Information given:
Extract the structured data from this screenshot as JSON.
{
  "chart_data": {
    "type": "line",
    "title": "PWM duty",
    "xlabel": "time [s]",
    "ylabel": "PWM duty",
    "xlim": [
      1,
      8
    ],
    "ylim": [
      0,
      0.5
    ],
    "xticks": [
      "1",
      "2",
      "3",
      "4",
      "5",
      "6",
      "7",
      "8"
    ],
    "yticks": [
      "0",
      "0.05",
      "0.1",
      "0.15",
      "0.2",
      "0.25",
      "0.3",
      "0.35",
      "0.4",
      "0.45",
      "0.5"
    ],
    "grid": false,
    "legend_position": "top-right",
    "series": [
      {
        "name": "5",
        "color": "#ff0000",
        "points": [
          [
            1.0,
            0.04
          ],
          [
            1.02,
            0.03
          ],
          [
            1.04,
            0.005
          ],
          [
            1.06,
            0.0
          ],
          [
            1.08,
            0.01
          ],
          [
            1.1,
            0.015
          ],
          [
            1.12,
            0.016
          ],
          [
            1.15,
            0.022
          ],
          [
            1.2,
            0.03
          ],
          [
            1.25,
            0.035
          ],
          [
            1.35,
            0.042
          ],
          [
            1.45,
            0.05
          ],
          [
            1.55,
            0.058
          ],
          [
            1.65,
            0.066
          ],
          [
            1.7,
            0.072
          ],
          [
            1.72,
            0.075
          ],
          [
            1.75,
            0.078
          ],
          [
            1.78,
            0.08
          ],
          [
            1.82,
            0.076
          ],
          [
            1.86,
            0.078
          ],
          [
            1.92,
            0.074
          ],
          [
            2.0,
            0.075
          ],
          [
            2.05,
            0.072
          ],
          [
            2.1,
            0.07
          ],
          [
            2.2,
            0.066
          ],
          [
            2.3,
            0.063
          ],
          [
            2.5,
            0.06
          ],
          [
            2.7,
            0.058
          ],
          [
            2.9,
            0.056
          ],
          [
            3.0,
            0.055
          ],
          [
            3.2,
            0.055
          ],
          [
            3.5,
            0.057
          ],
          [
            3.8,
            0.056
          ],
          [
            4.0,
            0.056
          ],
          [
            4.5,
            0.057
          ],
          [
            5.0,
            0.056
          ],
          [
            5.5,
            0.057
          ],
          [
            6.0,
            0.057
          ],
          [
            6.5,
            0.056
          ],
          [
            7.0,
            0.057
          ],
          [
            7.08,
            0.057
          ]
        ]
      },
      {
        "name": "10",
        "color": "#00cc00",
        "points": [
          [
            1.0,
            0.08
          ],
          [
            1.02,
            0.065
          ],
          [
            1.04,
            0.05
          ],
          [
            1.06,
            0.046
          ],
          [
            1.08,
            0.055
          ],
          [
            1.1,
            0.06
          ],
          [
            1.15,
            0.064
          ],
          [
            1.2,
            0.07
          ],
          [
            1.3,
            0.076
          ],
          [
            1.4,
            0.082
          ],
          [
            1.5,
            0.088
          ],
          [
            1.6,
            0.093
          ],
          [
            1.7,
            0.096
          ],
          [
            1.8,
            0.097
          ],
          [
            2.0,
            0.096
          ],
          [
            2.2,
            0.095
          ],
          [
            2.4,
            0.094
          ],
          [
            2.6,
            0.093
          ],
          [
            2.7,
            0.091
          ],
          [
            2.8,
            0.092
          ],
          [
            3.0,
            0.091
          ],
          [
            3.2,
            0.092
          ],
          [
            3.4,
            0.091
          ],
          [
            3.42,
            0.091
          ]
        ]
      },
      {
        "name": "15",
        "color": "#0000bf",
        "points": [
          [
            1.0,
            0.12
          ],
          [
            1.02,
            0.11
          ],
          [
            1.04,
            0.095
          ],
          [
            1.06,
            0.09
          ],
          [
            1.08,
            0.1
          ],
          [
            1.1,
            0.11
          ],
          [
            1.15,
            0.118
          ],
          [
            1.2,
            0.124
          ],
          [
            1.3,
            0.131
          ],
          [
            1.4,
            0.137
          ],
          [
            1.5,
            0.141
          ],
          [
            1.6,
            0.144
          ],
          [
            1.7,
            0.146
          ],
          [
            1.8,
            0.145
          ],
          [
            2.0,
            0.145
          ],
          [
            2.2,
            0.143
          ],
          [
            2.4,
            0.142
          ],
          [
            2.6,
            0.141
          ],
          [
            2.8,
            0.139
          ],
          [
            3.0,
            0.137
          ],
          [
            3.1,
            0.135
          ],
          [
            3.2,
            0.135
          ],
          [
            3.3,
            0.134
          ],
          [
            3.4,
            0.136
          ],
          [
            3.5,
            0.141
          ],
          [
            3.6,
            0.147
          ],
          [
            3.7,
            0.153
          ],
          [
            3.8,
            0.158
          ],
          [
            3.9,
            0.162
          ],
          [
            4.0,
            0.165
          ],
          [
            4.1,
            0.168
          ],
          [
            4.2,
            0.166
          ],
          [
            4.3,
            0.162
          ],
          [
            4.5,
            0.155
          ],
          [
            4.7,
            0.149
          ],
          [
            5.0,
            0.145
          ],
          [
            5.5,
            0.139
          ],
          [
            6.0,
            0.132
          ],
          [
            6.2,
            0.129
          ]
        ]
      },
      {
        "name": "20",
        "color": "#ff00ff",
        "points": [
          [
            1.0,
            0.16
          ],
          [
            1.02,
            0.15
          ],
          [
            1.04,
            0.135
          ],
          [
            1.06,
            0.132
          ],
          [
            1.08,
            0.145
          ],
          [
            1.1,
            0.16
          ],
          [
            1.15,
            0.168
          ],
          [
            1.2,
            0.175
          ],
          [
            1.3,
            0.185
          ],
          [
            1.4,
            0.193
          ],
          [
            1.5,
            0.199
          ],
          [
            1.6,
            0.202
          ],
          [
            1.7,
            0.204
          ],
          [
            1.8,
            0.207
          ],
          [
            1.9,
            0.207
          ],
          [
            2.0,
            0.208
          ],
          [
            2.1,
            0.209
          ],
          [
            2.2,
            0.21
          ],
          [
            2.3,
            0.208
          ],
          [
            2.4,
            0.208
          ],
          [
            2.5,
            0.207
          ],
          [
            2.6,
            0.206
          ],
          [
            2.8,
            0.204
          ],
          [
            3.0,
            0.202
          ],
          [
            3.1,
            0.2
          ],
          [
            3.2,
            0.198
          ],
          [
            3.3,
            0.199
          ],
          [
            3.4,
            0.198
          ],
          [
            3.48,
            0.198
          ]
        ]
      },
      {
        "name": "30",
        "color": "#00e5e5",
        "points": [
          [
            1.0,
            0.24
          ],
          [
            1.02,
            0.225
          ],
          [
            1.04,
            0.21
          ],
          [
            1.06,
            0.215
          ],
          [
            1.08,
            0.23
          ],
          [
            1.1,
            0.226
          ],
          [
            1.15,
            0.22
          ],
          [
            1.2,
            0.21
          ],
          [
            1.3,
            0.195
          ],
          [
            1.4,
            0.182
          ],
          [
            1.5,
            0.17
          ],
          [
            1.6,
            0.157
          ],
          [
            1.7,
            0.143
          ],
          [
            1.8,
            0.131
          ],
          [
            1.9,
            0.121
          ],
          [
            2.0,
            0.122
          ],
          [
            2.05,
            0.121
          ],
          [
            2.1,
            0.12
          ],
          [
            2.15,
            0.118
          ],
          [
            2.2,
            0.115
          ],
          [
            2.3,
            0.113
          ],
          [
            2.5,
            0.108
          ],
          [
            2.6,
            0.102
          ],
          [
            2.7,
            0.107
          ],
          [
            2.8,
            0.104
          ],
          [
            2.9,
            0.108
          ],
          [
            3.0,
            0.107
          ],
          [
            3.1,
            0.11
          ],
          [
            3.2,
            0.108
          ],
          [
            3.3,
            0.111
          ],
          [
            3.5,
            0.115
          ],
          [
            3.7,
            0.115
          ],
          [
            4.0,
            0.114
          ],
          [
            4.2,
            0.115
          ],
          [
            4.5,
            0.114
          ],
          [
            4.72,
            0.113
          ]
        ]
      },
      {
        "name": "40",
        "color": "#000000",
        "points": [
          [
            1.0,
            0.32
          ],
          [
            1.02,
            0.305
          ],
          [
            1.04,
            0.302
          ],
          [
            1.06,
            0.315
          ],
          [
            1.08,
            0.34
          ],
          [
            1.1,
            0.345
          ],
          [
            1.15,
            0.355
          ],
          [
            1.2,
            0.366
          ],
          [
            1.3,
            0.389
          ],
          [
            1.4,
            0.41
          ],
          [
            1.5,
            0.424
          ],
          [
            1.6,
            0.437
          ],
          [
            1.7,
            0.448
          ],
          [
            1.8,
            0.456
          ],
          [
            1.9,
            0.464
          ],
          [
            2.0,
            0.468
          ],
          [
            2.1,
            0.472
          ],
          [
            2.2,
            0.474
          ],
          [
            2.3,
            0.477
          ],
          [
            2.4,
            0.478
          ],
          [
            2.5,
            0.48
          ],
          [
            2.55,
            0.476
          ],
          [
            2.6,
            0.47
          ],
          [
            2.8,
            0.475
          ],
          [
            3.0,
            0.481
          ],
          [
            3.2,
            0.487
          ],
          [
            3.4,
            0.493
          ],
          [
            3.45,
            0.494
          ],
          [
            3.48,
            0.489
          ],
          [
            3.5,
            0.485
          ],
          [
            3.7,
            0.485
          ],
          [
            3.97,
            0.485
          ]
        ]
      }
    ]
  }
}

Required work: How many lines of these entries contain "name"? Answer with the number and nothing else.

Answer for the task: 6